All of the data should be output character for character, except the pictures.

Chart and figure data
↓↓↓
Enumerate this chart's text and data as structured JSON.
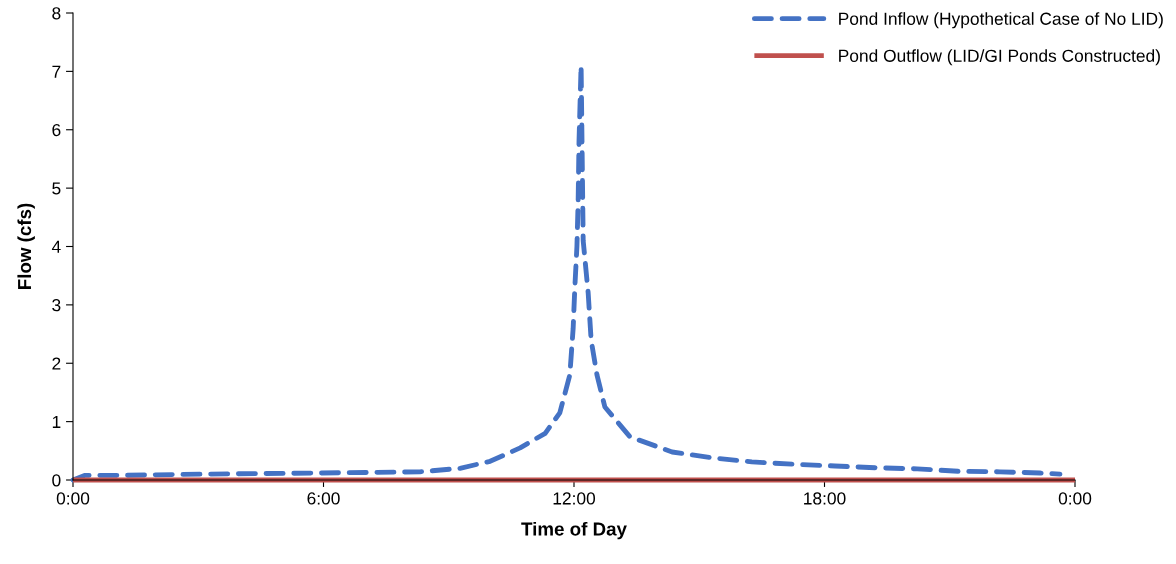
{
  "chart_data": {
    "type": "line",
    "xlabel": "Time of Day",
    "ylabel": "Flow (cfs)",
    "xlim": [
      0,
      24
    ],
    "ylim": [
      0,
      8
    ],
    "xticks": [
      {
        "value": 0,
        "label": "0:00"
      },
      {
        "value": 6,
        "label": "6:00"
      },
      {
        "value": 12,
        "label": "12:00"
      },
      {
        "value": 18,
        "label": "18:00"
      },
      {
        "value": 24,
        "label": "0:00"
      }
    ],
    "yticks": [
      0,
      1,
      2,
      3,
      4,
      5,
      6,
      7,
      8
    ],
    "grid": false,
    "legend": "top right",
    "marker": "none",
    "series": [
      {
        "name": "Pond Inflow (Hypothetical Case of No LID)",
        "color": "#4472c4",
        "line_style": "dashed",
        "x": [
          0,
          0.29,
          1.13,
          3.04,
          5.92,
          8.31,
          9.27,
          9.99,
          10.71,
          11.31,
          11.66,
          11.9,
          11.98,
          12.02,
          12.07,
          12.1,
          12.12,
          12.17,
          12.22,
          12.34,
          12.41,
          12.55,
          12.74,
          13.34,
          14.35,
          15.31,
          16.26,
          17.25,
          18.25,
          19.23,
          20.22,
          21.2,
          22.2,
          23.16,
          23.64
        ],
        "values": [
          0,
          0.08,
          0.08,
          0.1,
          0.12,
          0.14,
          0.2,
          0.32,
          0.55,
          0.8,
          1.15,
          1.8,
          2.6,
          3.3,
          4.0,
          4.8,
          5.8,
          7.1,
          4.1,
          3.2,
          2.4,
          1.8,
          1.25,
          0.74,
          0.48,
          0.38,
          0.31,
          0.27,
          0.24,
          0.21,
          0.19,
          0.15,
          0.14,
          0.12,
          0.1
        ]
      },
      {
        "name": "Pond Outflow (LID/GI Ponds Constructed)",
        "color": "#c0504d",
        "line_style": "solid",
        "x": [
          0,
          24
        ],
        "values": [
          0,
          0
        ]
      }
    ]
  }
}
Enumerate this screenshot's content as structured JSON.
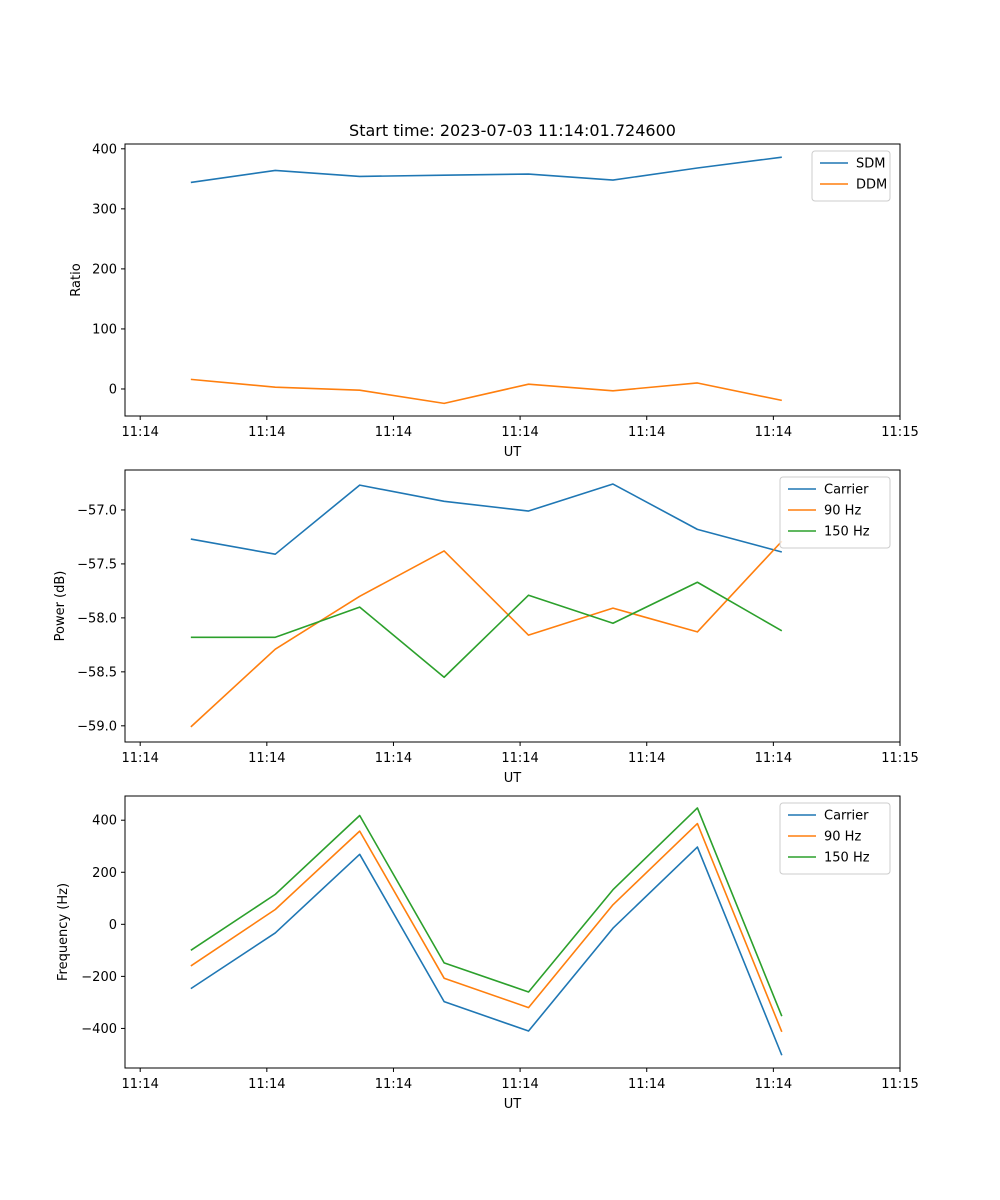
{
  "chart_data": [
    {
      "type": "line",
      "title": "Start time: 2023-07-03 11:14:01.724600",
      "xlabel": "UT",
      "ylabel": "Ratio",
      "xlim": [
        -0.18,
        9.0
      ],
      "ylim": [
        -45,
        408
      ],
      "x": [
        0.6,
        1.6,
        2.6,
        3.6,
        4.6,
        5.6,
        6.6,
        7.6
      ],
      "x_ticks": [
        0,
        1.5,
        3,
        4.5,
        6,
        7.5,
        9
      ],
      "x_tick_labels": [
        "11:14",
        "11:14",
        "11:14",
        "11:14",
        "11:14",
        "11:14",
        "11:15"
      ],
      "y_ticks": [
        0,
        100,
        200,
        300,
        400
      ],
      "y_tick_labels": [
        "0",
        "100",
        "200",
        "300",
        "400"
      ],
      "legend_position": "top-right",
      "series": [
        {
          "name": "SDM",
          "color": "#1f77b4",
          "values": [
            344,
            364,
            354,
            356,
            358,
            348,
            368,
            386
          ]
        },
        {
          "name": "DDM",
          "color": "#ff7f0e",
          "values": [
            16,
            3,
            -2,
            -24,
            8,
            -3,
            10,
            -19
          ]
        }
      ]
    },
    {
      "type": "line",
      "title": "",
      "xlabel": "UT",
      "ylabel": "Power (dB)",
      "xlim": [
        -0.18,
        9.0
      ],
      "ylim": [
        -59.15,
        -56.63
      ],
      "x": [
        0.6,
        1.6,
        2.6,
        3.6,
        4.6,
        5.6,
        6.6,
        7.6
      ],
      "x_ticks": [
        0,
        1.5,
        3,
        4.5,
        6,
        7.5,
        9
      ],
      "x_tick_labels": [
        "11:14",
        "11:14",
        "11:14",
        "11:14",
        "11:14",
        "11:14",
        "11:15"
      ],
      "y_ticks": [
        -59.0,
        -58.5,
        -58.0,
        -57.5,
        -57.0
      ],
      "y_tick_labels": [
        "−59.0",
        "−58.5",
        "−58.0",
        "−57.5",
        "−57.0"
      ],
      "legend_position": "top-right",
      "series": [
        {
          "name": "Carrier",
          "color": "#1f77b4",
          "values": [
            -57.27,
            -57.41,
            -56.77,
            -56.92,
            -57.01,
            -56.76,
            -57.18,
            -57.39
          ]
        },
        {
          "name": "90 Hz",
          "color": "#ff7f0e",
          "values": [
            -59.01,
            -58.29,
            -57.8,
            -57.38,
            -58.16,
            -57.91,
            -58.13,
            -57.29
          ]
        },
        {
          "name": "150 Hz",
          "color": "#2ca02c",
          "values": [
            -58.18,
            -58.18,
            -57.9,
            -58.55,
            -57.79,
            -58.05,
            -57.67,
            -58.12
          ]
        }
      ]
    },
    {
      "type": "line",
      "title": "",
      "xlabel": "UT",
      "ylabel": "Frequency (Hz)",
      "xlim": [
        -0.18,
        9.0
      ],
      "ylim": [
        -552,
        493
      ],
      "x": [
        0.6,
        1.6,
        2.6,
        3.6,
        4.6,
        5.6,
        6.6,
        7.6
      ],
      "x_ticks": [
        0,
        1.5,
        3,
        4.5,
        6,
        7.5,
        9
      ],
      "x_tick_labels": [
        "11:14",
        "11:14",
        "11:14",
        "11:14",
        "11:14",
        "11:14",
        "11:15"
      ],
      "y_ticks": [
        -400,
        -200,
        0,
        200,
        400
      ],
      "y_tick_labels": [
        "−400",
        "−200",
        "0",
        "200",
        "400"
      ],
      "legend_position": "top-right",
      "series": [
        {
          "name": "Carrier",
          "color": "#1f77b4",
          "values": [
            -247,
            -33,
            269,
            -297,
            -410,
            -15,
            297,
            -503
          ]
        },
        {
          "name": "90 Hz",
          "color": "#ff7f0e",
          "values": [
            -160,
            57,
            358,
            -207,
            -320,
            75,
            387,
            -413
          ]
        },
        {
          "name": "150 Hz",
          "color": "#2ca02c",
          "values": [
            -100,
            115,
            418,
            -148,
            -260,
            133,
            447,
            -353
          ]
        }
      ]
    }
  ]
}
↑↑↑
◆ Completed task
Enumerate this chart's text and data as structured JSON.
{
  "chart_data": {
    "type": "line",
    "xlabel": "Time of Day",
    "ylabel": "Flow (cfs)",
    "xlim": [
      0,
      24
    ],
    "ylim": [
      0,
      8
    ],
    "xticks": [
      {
        "value": 0,
        "label": "0:00"
      },
      {
        "value": 6,
        "label": "6:00"
      },
      {
        "value": 12,
        "label": "12:00"
      },
      {
        "value": 18,
        "label": "18:00"
      },
      {
        "value": 24,
        "label": "0:00"
      }
    ],
    "yticks": [
      0,
      1,
      2,
      3,
      4,
      5,
      6,
      7,
      8
    ],
    "grid": false,
    "legend": "top right",
    "marker": "none",
    "series": [
      {
        "name": "Pond Inflow (Hypothetical Case of No LID)",
        "color": "#4472c4",
        "line_style": "dashed",
        "x": [
          0,
          0.29,
          1.13,
          3.04,
          5.92,
          8.31,
          9.27,
          9.99,
          10.71,
          11.31,
          11.66,
          11.9,
          11.98,
          12.02,
          12.07,
          12.1,
          12.12,
          12.17,
          12.22,
          12.34,
          12.41,
          12.55,
          12.74,
          13.34,
          14.35,
          15.31,
          16.26,
          17.25,
          18.25,
          19.23,
          20.22,
          21.2,
          22.2,
          23.16,
          23.64
        ],
        "values": [
          0,
          0.08,
          0.08,
          0.1,
          0.12,
          0.14,
          0.2,
          0.32,
          0.55,
          0.8,
          1.15,
          1.8,
          2.6,
          3.3,
          4.0,
          4.8,
          5.8,
          7.1,
          4.1,
          3.2,
          2.4,
          1.8,
          1.25,
          0.74,
          0.48,
          0.38,
          0.31,
          0.27,
          0.24,
          0.21,
          0.19,
          0.15,
          0.14,
          0.12,
          0.1
        ]
      },
      {
        "name": "Pond Outflow (LID/GI Ponds Constructed)",
        "color": "#c0504d",
        "line_style": "solid",
        "x": [
          0,
          24
        ],
        "values": [
          0,
          0
        ]
      }
    ]
  }
}
Enumerate this screenshot's content as structured JSON.
{
  "chart_data": [
    {
      "type": "line",
      "title": "Start time: 2023-07-03 11:14:01.724600",
      "xlabel": "UT",
      "ylabel": "Ratio",
      "xlim": [
        -0.18,
        9.0
      ],
      "ylim": [
        -45,
        408
      ],
      "x": [
        0.6,
        1.6,
        2.6,
        3.6,
        4.6,
        5.6,
        6.6,
        7.6
      ],
      "x_ticks": [
        0,
        1.5,
        3,
        4.5,
        6,
        7.5,
        9
      ],
      "x_tick_labels": [
        "11:14",
        "11:14",
        "11:14",
        "11:14",
        "11:14",
        "11:14",
        "11:15"
      ],
      "y_ticks": [
        0,
        100,
        200,
        300,
        400
      ],
      "y_tick_labels": [
        "0",
        "100",
        "200",
        "300",
        "400"
      ],
      "legend_position": "top-right",
      "series": [
        {
          "name": "SDM",
          "color": "#1f77b4",
          "values": [
            344,
            364,
            354,
            356,
            358,
            348,
            368,
            386
          ]
        },
        {
          "name": "DDM",
          "color": "#ff7f0e",
          "values": [
            16,
            3,
            -2,
            -24,
            8,
            -3,
            10,
            -19
          ]
        }
      ]
    },
    {
      "type": "line",
      "title": "",
      "xlabel": "UT",
      "ylabel": "Power (dB)",
      "xlim": [
        -0.18,
        9.0
      ],
      "ylim": [
        -59.15,
        -56.63
      ],
      "x": [
        0.6,
        1.6,
        2.6,
        3.6,
        4.6,
        5.6,
        6.6,
        7.6
      ],
      "x_ticks": [
        0,
        1.5,
        3,
        4.5,
        6,
        7.5,
        9
      ],
      "x_tick_labels": [
        "11:14",
        "11:14",
        "11:14",
        "11:14",
        "11:14",
        "11:14",
        "11:15"
      ],
      "y_ticks": [
        -59.0,
        -58.5,
        -58.0,
        -57.5,
        -57.0
      ],
      "y_tick_labels": [
        "−59.0",
        "−58.5",
        "−58.0",
        "−57.5",
        "−57.0"
      ],
      "legend_position": "top-right",
      "series": [
        {
          "name": "Carrier",
          "color": "#1f77b4",
          "values": [
            -57.27,
            -57.41,
            -56.77,
            -56.92,
            -57.01,
            -56.76,
            -57.18,
            -57.39
          ]
        },
        {
          "name": "90 Hz",
          "color": "#ff7f0e",
          "values": [
            -59.01,
            -58.29,
            -57.8,
            -57.38,
            -58.16,
            -57.91,
            -58.13,
            -57.29
          ]
        },
        {
          "name": "150 Hz",
          "color": "#2ca02c",
          "values": [
            -58.18,
            -58.18,
            -57.9,
            -58.55,
            -57.79,
            -58.05,
            -57.67,
            -58.12
          ]
        }
      ]
    },
    {
      "type": "line",
      "title": "",
      "xlabel": "UT",
      "ylabel": "Frequency (Hz)",
      "xlim": [
        -0.18,
        9.0
      ],
      "ylim": [
        -552,
        493
      ],
      "x": [
        0.6,
        1.6,
        2.6,
        3.6,
        4.6,
        5.6,
        6.6,
        7.6
      ],
      "x_ticks": [
        0,
        1.5,
        3,
        4.5,
        6,
        7.5,
        9
      ],
      "x_tick_labels": [
        "11:14",
        "11:14",
        "11:14",
        "11:14",
        "11:14",
        "11:14",
        "11:15"
      ],
      "y_ticks": [
        -400,
        -200,
        0,
        200,
        400
      ],
      "y_tick_labels": [
        "−400",
        "−200",
        "0",
        "200",
        "400"
      ],
      "legend_position": "top-right",
      "series": [
        {
          "name": "Carrier",
          "color": "#1f77b4",
          "values": [
            -247,
            -33,
            269,
            -297,
            -410,
            -15,
            297,
            -503
          ]
        },
        {
          "name": "90 Hz",
          "color": "#ff7f0e",
          "values": [
            -160,
            57,
            358,
            -207,
            -320,
            75,
            387,
            -413
          ]
        },
        {
          "name": "150 Hz",
          "color": "#2ca02c",
          "values": [
            -100,
            115,
            418,
            -148,
            -260,
            133,
            447,
            -353
          ]
        }
      ]
    }
  ]
}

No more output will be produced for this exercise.